**What is expected:**
Copy verbatim the part of the entries that starts at the beginning and ends with the line containing "message-time: 11:19 PM [297,215,382,238]", including both ends.

**Stored items from a collection:**
====

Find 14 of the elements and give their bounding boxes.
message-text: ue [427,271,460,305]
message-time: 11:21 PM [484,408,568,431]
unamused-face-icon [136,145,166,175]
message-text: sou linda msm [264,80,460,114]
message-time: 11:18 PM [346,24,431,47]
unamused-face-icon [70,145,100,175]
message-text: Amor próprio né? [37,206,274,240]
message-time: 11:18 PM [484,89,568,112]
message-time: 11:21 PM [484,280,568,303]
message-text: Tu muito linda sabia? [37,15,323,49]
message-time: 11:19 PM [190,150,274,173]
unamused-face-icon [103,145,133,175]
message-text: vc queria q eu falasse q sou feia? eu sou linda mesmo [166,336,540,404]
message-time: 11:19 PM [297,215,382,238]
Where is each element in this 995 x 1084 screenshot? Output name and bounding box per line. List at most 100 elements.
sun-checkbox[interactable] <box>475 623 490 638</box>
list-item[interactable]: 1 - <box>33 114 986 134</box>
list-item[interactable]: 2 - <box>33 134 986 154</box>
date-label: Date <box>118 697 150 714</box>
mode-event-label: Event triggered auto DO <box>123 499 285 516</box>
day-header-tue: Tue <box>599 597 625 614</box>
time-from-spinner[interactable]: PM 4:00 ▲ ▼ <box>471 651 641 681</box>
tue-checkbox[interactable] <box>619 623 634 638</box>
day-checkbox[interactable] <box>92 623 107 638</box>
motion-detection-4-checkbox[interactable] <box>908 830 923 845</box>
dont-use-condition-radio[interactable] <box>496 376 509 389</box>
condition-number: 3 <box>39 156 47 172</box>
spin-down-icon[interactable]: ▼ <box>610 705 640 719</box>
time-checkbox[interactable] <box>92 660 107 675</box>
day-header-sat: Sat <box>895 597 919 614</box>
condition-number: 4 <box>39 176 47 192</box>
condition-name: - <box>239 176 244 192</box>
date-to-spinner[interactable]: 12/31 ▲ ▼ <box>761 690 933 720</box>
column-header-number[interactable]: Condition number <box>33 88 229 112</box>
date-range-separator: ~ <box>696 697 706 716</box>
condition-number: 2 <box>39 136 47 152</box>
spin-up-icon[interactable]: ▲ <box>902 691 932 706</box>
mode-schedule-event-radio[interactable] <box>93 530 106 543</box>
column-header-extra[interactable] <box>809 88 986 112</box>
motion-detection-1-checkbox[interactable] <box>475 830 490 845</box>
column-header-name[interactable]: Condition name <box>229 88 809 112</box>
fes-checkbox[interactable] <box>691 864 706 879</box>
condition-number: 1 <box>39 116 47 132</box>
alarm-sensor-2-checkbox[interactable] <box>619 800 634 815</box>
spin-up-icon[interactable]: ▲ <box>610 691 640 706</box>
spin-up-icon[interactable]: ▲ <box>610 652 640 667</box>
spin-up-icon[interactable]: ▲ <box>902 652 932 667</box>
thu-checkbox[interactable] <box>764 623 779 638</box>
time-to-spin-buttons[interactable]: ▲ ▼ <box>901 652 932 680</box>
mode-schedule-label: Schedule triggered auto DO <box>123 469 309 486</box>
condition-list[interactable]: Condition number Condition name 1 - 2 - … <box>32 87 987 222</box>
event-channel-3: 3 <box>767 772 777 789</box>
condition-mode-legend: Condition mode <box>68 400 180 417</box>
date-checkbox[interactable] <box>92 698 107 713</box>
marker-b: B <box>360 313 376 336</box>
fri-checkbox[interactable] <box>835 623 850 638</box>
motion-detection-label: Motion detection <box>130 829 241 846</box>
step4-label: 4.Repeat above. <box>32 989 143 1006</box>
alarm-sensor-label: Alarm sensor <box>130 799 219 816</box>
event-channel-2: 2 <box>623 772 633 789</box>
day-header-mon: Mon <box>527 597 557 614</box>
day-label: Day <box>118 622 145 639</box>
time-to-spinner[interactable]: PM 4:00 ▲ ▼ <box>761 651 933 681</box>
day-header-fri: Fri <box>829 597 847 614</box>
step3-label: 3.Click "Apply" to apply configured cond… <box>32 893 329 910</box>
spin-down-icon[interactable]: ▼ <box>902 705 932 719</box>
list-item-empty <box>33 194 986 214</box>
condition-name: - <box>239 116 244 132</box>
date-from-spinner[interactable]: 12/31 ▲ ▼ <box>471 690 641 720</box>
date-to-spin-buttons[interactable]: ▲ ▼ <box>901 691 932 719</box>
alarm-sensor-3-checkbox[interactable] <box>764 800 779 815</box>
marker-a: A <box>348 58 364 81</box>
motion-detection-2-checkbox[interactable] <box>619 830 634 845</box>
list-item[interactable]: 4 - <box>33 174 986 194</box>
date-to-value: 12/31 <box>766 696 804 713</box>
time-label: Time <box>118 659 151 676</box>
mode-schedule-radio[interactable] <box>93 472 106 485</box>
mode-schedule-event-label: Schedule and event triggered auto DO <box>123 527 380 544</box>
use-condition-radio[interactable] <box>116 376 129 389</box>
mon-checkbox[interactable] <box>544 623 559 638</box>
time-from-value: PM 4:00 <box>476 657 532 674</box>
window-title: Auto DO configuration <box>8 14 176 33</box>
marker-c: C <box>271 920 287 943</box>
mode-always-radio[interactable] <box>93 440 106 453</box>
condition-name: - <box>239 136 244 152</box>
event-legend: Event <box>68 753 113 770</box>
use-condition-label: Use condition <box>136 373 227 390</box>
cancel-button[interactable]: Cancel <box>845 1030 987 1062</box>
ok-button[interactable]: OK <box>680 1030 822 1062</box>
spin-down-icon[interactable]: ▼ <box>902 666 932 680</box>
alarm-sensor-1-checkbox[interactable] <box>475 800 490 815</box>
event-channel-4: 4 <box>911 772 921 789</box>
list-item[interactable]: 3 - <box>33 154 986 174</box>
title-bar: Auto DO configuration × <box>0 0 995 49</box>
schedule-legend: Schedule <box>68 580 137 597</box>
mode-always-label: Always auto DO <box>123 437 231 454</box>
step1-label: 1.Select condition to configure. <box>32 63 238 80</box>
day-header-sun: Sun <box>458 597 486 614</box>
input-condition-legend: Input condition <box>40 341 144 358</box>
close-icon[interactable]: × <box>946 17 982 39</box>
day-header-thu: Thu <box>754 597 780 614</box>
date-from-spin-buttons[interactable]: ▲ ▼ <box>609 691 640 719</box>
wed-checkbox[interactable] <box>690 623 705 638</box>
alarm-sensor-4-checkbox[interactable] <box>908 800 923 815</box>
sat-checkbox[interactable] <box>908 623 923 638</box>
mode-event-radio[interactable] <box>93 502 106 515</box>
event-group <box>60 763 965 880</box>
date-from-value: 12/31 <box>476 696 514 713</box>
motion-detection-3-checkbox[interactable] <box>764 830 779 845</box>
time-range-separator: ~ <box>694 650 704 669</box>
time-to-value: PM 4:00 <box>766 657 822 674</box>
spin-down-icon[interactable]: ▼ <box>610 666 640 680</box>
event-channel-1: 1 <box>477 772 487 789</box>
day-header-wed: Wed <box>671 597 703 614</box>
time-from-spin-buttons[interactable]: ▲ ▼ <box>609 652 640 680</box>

====

**Complete answer:**
Find 14 of the elements and give their bounding boxes.
message-text: ue [427,271,460,305]
message-time: 11:21 PM [484,408,568,431]
unamused-face-icon [136,145,166,175]
message-text: sou linda msm [264,80,460,114]
message-time: 11:18 PM [346,24,431,47]
unamused-face-icon [70,145,100,175]
message-text: Amor próprio né? [37,206,274,240]
message-time: 11:18 PM [484,89,568,112]
message-time: 11:21 PM [484,280,568,303]
message-text: Tu muito linda sabia? [37,15,323,49]
message-time: 11:19 PM [190,150,274,173]
unamused-face-icon [103,145,133,175]
message-text: vc queria q eu falasse q sou feia? eu sou linda mesmo [166,336,540,404]
message-time: 11:19 PM [297,215,382,238]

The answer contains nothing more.